Repeat each record exactly. Any picture gets left out.

┄┄┄┄┄┄┄┄┄┄┄┄┄┄┄┄┄┄┄┄

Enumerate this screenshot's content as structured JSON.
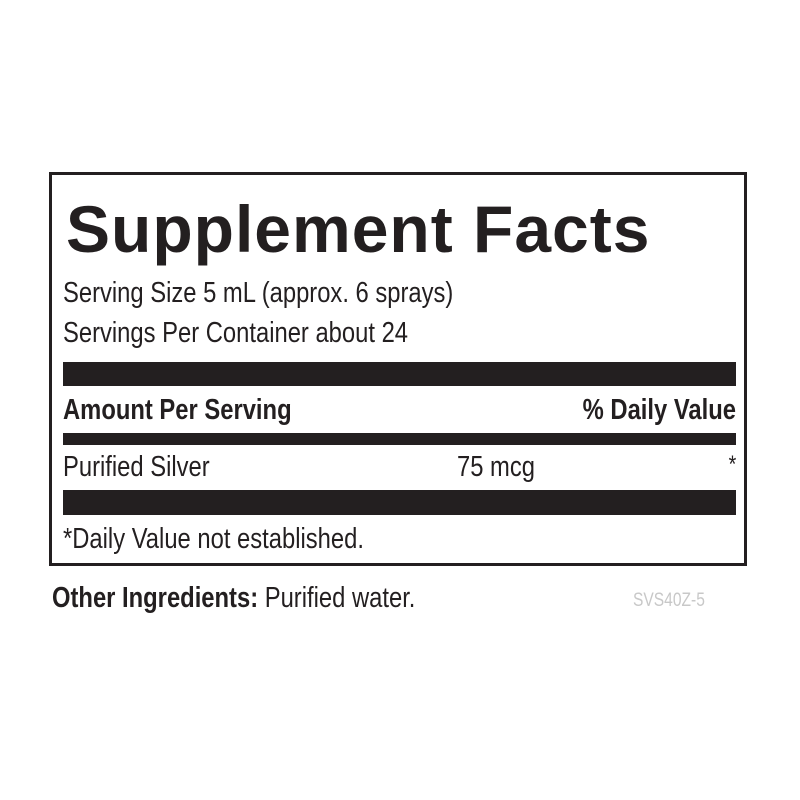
{
  "title": "Supplement Facts",
  "serving_size": "Serving Size 5 mL (approx. 6 sprays)",
  "servings_per_container": "Servings Per Container about 24",
  "header": {
    "amount": "Amount Per Serving",
    "dv": "% Daily Value"
  },
  "rows": [
    {
      "name": "Purified Silver",
      "amount": "75 mcg",
      "dv": "*"
    }
  ],
  "footnote": "*Daily Value not established.",
  "other": {
    "label": "Other Ingredients:",
    "value": " Purified water."
  },
  "code": "SVS40Z-5"
}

┄┄┄┄┄┄┄┄┄┄┄┄┄┄┄┄┄┄┄┄

Final result.
Enumerate this screenshot's content as structured JSON.
{
  "title": "Supplement Facts",
  "serving_size": "Serving Size 5 mL (approx. 6 sprays)",
  "servings_per_container": "Servings Per Container about 24",
  "header": {
    "amount": "Amount Per Serving",
    "dv": "% Daily Value"
  },
  "rows": [
    {
      "name": "Purified Silver",
      "amount": "75 mcg",
      "dv": "*"
    }
  ],
  "footnote": "*Daily Value not established.",
  "other": {
    "label": "Other Ingredients:",
    "value": " Purified water."
  },
  "code": "SVS40Z-5"
}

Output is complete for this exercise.